Drop all images and give the records again exactly.

* BEGIN Data rows *

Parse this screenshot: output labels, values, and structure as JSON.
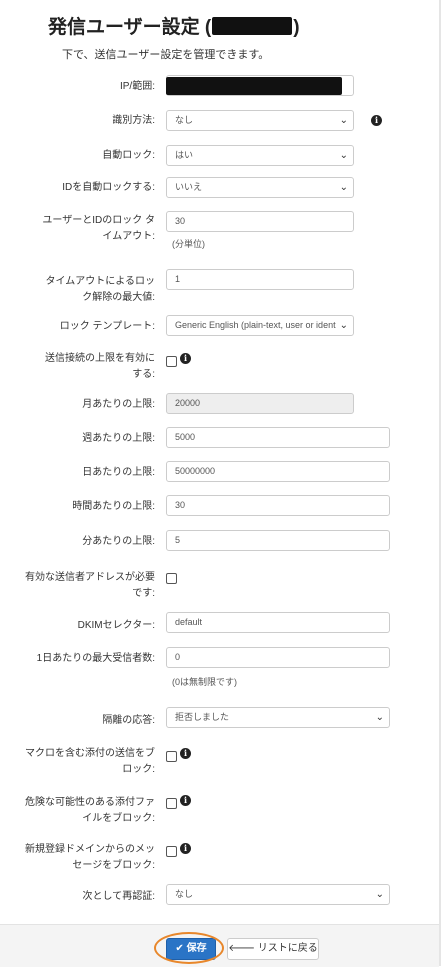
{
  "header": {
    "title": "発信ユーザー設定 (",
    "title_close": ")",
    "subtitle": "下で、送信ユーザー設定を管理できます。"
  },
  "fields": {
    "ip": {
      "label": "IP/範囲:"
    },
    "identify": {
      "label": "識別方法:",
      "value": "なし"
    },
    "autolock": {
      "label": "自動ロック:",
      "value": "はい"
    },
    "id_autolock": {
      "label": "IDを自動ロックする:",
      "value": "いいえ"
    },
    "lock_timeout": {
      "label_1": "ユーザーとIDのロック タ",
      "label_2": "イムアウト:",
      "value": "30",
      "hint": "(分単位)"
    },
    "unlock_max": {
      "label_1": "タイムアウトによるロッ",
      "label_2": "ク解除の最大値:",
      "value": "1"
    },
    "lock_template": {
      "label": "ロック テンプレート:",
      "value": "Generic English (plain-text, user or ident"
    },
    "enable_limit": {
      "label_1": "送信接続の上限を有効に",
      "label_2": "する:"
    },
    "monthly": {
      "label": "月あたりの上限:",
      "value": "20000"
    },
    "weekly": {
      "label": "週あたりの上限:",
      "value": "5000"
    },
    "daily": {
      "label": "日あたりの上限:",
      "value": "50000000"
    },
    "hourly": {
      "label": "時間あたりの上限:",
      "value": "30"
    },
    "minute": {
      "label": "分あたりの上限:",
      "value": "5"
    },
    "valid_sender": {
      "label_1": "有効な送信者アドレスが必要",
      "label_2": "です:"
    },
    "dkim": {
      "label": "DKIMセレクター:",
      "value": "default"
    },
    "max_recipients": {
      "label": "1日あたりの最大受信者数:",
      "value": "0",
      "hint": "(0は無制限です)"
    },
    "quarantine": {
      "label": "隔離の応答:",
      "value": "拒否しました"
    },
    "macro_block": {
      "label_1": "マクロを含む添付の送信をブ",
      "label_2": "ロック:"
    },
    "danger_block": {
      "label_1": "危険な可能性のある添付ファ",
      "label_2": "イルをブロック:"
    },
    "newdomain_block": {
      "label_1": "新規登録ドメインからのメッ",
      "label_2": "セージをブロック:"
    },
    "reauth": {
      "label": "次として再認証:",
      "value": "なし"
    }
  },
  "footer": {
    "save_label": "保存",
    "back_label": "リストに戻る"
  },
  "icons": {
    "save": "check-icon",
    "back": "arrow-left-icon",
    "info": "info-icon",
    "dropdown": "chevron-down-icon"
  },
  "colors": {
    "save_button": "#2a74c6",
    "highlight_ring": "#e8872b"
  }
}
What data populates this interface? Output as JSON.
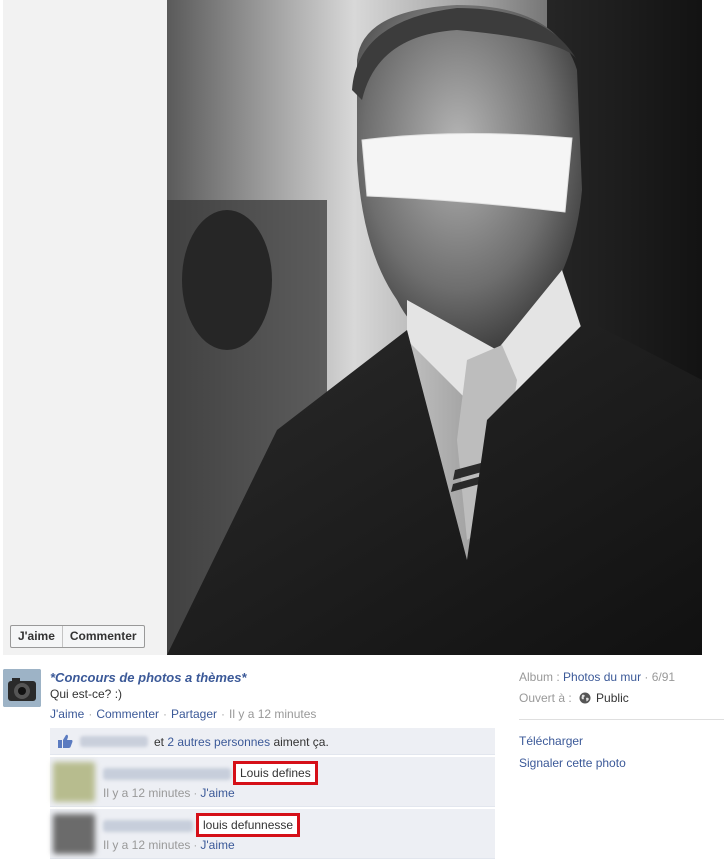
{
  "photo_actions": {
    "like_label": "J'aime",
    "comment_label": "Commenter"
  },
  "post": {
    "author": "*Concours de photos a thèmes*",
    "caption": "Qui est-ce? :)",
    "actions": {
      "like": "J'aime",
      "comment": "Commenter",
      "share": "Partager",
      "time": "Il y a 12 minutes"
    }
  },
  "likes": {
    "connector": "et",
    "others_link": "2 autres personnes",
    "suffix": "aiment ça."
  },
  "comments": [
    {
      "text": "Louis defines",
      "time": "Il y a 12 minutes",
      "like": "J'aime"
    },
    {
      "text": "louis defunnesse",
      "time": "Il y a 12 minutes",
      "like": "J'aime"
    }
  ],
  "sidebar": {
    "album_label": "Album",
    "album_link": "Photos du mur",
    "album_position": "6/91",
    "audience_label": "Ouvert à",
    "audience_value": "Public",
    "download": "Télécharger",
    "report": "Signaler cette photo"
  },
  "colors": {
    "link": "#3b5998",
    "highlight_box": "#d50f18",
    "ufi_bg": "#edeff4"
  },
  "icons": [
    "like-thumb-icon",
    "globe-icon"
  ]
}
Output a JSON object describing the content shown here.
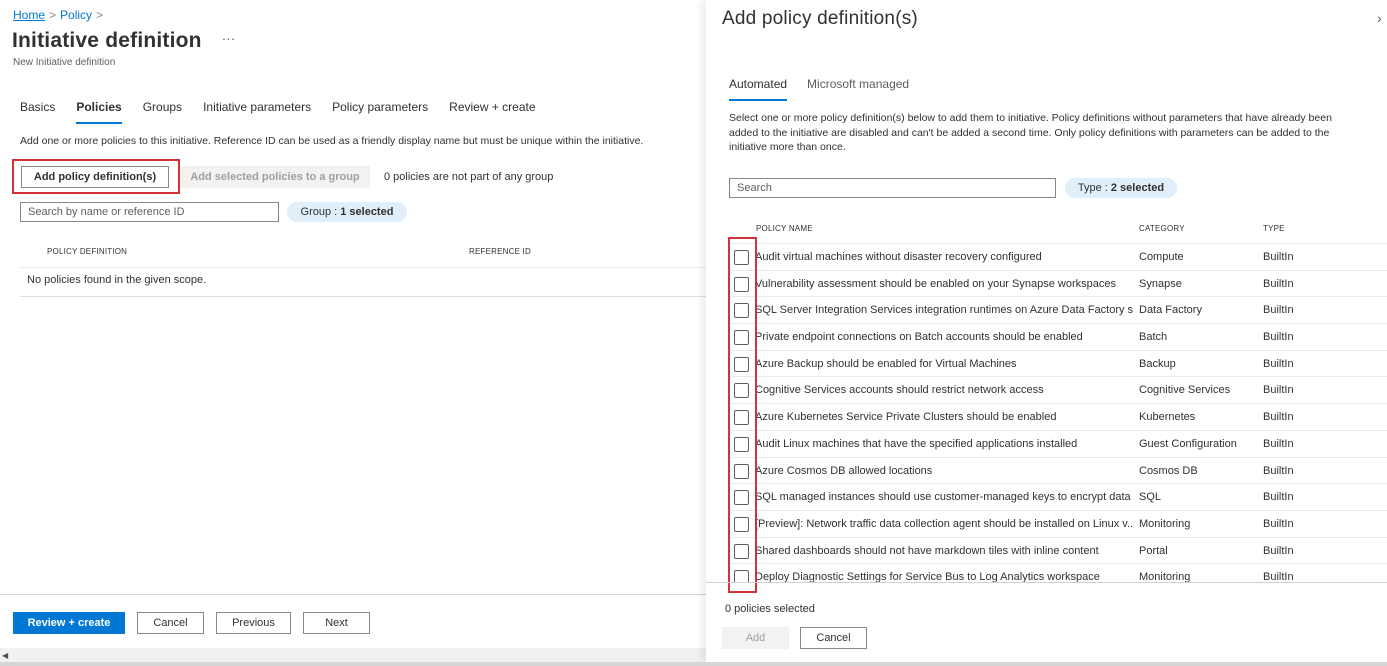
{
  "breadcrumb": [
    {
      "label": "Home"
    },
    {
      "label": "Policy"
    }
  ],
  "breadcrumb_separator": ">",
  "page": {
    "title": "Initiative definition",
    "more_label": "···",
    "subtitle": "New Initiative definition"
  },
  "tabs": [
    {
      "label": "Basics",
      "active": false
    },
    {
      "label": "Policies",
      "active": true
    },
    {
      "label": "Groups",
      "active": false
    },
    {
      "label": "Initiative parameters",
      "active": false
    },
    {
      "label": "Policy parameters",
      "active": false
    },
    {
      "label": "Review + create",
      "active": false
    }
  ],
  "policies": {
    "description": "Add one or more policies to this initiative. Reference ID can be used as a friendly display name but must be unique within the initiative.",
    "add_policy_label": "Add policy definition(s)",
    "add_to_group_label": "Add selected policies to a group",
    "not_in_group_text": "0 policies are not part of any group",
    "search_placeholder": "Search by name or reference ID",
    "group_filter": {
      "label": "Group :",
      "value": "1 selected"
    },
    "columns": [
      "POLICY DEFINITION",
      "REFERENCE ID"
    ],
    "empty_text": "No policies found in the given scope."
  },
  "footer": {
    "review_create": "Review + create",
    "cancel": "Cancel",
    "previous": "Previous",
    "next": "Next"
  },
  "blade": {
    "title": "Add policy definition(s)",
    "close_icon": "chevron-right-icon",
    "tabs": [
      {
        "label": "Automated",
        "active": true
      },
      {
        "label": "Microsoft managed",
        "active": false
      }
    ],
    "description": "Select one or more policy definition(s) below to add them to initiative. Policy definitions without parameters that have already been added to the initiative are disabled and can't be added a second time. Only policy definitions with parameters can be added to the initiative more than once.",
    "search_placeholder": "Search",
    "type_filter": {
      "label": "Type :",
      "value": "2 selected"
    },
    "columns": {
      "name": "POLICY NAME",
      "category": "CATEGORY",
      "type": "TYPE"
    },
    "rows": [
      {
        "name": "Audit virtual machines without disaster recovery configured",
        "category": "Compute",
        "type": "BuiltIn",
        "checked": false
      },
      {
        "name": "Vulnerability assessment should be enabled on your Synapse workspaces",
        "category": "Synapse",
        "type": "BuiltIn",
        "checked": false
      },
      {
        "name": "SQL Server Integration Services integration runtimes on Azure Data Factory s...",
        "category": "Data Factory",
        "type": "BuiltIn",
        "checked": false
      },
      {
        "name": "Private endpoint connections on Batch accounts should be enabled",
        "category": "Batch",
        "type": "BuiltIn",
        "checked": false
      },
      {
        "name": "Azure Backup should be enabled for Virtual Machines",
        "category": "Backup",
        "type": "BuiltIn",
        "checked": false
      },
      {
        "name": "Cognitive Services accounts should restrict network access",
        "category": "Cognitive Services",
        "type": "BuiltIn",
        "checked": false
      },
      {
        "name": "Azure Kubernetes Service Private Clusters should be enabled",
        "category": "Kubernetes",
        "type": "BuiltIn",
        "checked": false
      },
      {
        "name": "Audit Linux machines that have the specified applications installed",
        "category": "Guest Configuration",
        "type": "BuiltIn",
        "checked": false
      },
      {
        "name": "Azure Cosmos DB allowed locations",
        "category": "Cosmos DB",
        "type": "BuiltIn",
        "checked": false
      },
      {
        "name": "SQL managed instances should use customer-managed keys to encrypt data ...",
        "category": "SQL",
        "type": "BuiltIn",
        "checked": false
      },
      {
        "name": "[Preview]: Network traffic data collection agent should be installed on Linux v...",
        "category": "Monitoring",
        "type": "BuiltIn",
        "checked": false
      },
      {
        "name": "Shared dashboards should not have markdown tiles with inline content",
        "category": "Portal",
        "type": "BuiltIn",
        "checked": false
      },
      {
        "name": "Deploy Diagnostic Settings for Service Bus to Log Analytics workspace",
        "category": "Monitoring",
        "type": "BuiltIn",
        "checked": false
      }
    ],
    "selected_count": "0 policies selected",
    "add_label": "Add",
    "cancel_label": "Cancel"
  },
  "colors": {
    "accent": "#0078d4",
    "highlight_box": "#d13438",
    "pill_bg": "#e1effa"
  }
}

* END Data rows *

Full response
Parse this screenshot: output labels, values, and structure as JSON.
{
  "header": {
    "title": "発信ユーザー設定 (",
    "title_close": ")",
    "subtitle": "下で、送信ユーザー設定を管理できます。"
  },
  "fields": {
    "ip": {
      "label": "IP/範囲:"
    },
    "identify": {
      "label": "識別方法:",
      "value": "なし"
    },
    "autolock": {
      "label": "自動ロック:",
      "value": "はい"
    },
    "id_autolock": {
      "label": "IDを自動ロックする:",
      "value": "いいえ"
    },
    "lock_timeout": {
      "label_1": "ユーザーとIDのロック タ",
      "label_2": "イムアウト:",
      "value": "30",
      "hint": "(分単位)"
    },
    "unlock_max": {
      "label_1": "タイムアウトによるロッ",
      "label_2": "ク解除の最大値:",
      "value": "1"
    },
    "lock_template": {
      "label": "ロック テンプレート:",
      "value": "Generic English (plain-text, user or ident"
    },
    "enable_limit": {
      "label_1": "送信接続の上限を有効に",
      "label_2": "する:"
    },
    "monthly": {
      "label": "月あたりの上限:",
      "value": "20000"
    },
    "weekly": {
      "label": "週あたりの上限:",
      "value": "5000"
    },
    "daily": {
      "label": "日あたりの上限:",
      "value": "50000000"
    },
    "hourly": {
      "label": "時間あたりの上限:",
      "value": "30"
    },
    "minute": {
      "label": "分あたりの上限:",
      "value": "5"
    },
    "valid_sender": {
      "label_1": "有効な送信者アドレスが必要",
      "label_2": "です:"
    },
    "dkim": {
      "label": "DKIMセレクター:",
      "value": "default"
    },
    "max_recipients": {
      "label": "1日あたりの最大受信者数:",
      "value": "0",
      "hint": "(0は無制限です)"
    },
    "quarantine": {
      "label": "隔離の応答:",
      "value": "拒否しました"
    },
    "macro_block": {
      "label_1": "マクロを含む添付の送信をブ",
      "label_2": "ロック:"
    },
    "danger_block": {
      "label_1": "危険な可能性のある添付ファ",
      "label_2": "イルをブロック:"
    },
    "newdomain_block": {
      "label_1": "新規登録ドメインからのメッ",
      "label_2": "セージをブロック:"
    },
    "reauth": {
      "label": "次として再認証:",
      "value": "なし"
    }
  },
  "footer": {
    "save_label": "保存",
    "back_label": "リストに戻る"
  },
  "icons": {
    "save": "check-icon",
    "back": "arrow-left-icon",
    "info": "info-icon",
    "dropdown": "chevron-down-icon"
  },
  "colors": {
    "save_button": "#2a74c6",
    "highlight_ring": "#e8872b"
  }
}
What data populates this interface? Output as JSON.
{
  "photo_actions": {
    "like_label": "J'aime",
    "comment_label": "Commenter"
  },
  "post": {
    "author": "*Concours de photos a thèmes*",
    "caption": "Qui est-ce? :)",
    "actions": {
      "like": "J'aime",
      "comment": "Commenter",
      "share": "Partager",
      "time": "Il y a 12 minutes"
    }
  },
  "likes": {
    "connector": "et",
    "others_link": "2 autres personnes",
    "suffix": "aiment ça."
  },
  "comments": [
    {
      "text": "Louis defines",
      "time": "Il y a 12 minutes",
      "like": "J'aime"
    },
    {
      "text": "louis defunnesse",
      "time": "Il y a 12 minutes",
      "like": "J'aime"
    }
  ],
  "sidebar": {
    "album_label": "Album",
    "album_link": "Photos du mur",
    "album_position": "6/91",
    "audience_label": "Ouvert à",
    "audience_value": "Public",
    "download": "Télécharger",
    "report": "Signaler cette photo"
  },
  "colors": {
    "link": "#3b5998",
    "highlight_box": "#d50f18",
    "ufi_bg": "#edeff4"
  },
  "icons": [
    "like-thumb-icon",
    "globe-icon"
  ]
}
Output a JSON object describing the content shown here.
{
  "breadcrumb": [
    {
      "label": "Home"
    },
    {
      "label": "Policy"
    }
  ],
  "breadcrumb_separator": ">",
  "page": {
    "title": "Initiative definition",
    "more_label": "···",
    "subtitle": "New Initiative definition"
  },
  "tabs": [
    {
      "label": "Basics",
      "active": false
    },
    {
      "label": "Policies",
      "active": true
    },
    {
      "label": "Groups",
      "active": false
    },
    {
      "label": "Initiative parameters",
      "active": false
    },
    {
      "label": "Policy parameters",
      "active": false
    },
    {
      "label": "Review + create",
      "active": false
    }
  ],
  "policies": {
    "description": "Add one or more policies to this initiative. Reference ID can be used as a friendly display name but must be unique within the initiative.",
    "add_policy_label": "Add policy definition(s)",
    "add_to_group_label": "Add selected policies to a group",
    "not_in_group_text": "0 policies are not part of any group",
    "search_placeholder": "Search by name or reference ID",
    "group_filter": {
      "label": "Group :",
      "value": "1 selected"
    },
    "columns": [
      "POLICY DEFINITION",
      "REFERENCE ID"
    ],
    "empty_text": "No policies found in the given scope."
  },
  "footer": {
    "review_create": "Review + create",
    "cancel": "Cancel",
    "previous": "Previous",
    "next": "Next"
  },
  "blade": {
    "title": "Add policy definition(s)",
    "close_icon": "chevron-right-icon",
    "tabs": [
      {
        "label": "Automated",
        "active": true
      },
      {
        "label": "Microsoft managed",
        "active": false
      }
    ],
    "description": "Select one or more policy definition(s) below to add them to initiative. Policy definitions without parameters that have already been added to the initiative are disabled and can't be added a second time. Only policy definitions with parameters can be added to the initiative more than once.",
    "search_placeholder": "Search",
    "type_filter": {
      "label": "Type :",
      "value": "2 selected"
    },
    "columns": {
      "name": "POLICY NAME",
      "category": "CATEGORY",
      "type": "TYPE"
    },
    "rows": [
      {
        "name": "Audit virtual machines without disaster recovery configured",
        "category": "Compute",
        "type": "BuiltIn",
        "checked": false
      },
      {
        "name": "Vulnerability assessment should be enabled on your Synapse workspaces",
        "category": "Synapse",
        "type": "BuiltIn",
        "checked": false
      },
      {
        "name": "SQL Server Integration Services integration runtimes on Azure Data Factory s...",
        "category": "Data Factory",
        "type": "BuiltIn",
        "checked": false
      },
      {
        "name": "Private endpoint connections on Batch accounts should be enabled",
        "category": "Batch",
        "type": "BuiltIn",
        "checked": false
      },
      {
        "name": "Azure Backup should be enabled for Virtual Machines",
        "category": "Backup",
        "type": "BuiltIn",
        "checked": false
      },
      {
        "name": "Cognitive Services accounts should restrict network access",
        "category": "Cognitive Services",
        "type": "BuiltIn",
        "checked": false
      },
      {
        "name": "Azure Kubernetes Service Private Clusters should be enabled",
        "category": "Kubernetes",
        "type": "BuiltIn",
        "checked": false
      },
      {
        "name": "Audit Linux machines that have the specified applications installed",
        "category": "Guest Configuration",
        "type": "BuiltIn",
        "checked": false
      },
      {
        "name": "Azure Cosmos DB allowed locations",
        "category": "Cosmos DB",
        "type": "BuiltIn",
        "checked": false
      },
      {
        "name": "SQL managed instances should use customer-managed keys to encrypt data ...",
        "category": "SQL",
        "type": "BuiltIn",
        "checked": false
      },
      {
        "name": "[Preview]: Network traffic data collection agent should be installed on Linux v...",
        "category": "Monitoring",
        "type": "BuiltIn",
        "checked": false
      },
      {
        "name": "Shared dashboards should not have markdown tiles with inline content",
        "category": "Portal",
        "type": "BuiltIn",
        "checked": false
      },
      {
        "name": "Deploy Diagnostic Settings for Service Bus to Log Analytics workspace",
        "category": "Monitoring",
        "type": "BuiltIn",
        "checked": false
      }
    ],
    "selected_count": "0 policies selected",
    "add_label": "Add",
    "cancel_label": "Cancel"
  },
  "colors": {
    "accent": "#0078d4",
    "highlight_box": "#d13438",
    "pill_bg": "#e1effa"
  }
}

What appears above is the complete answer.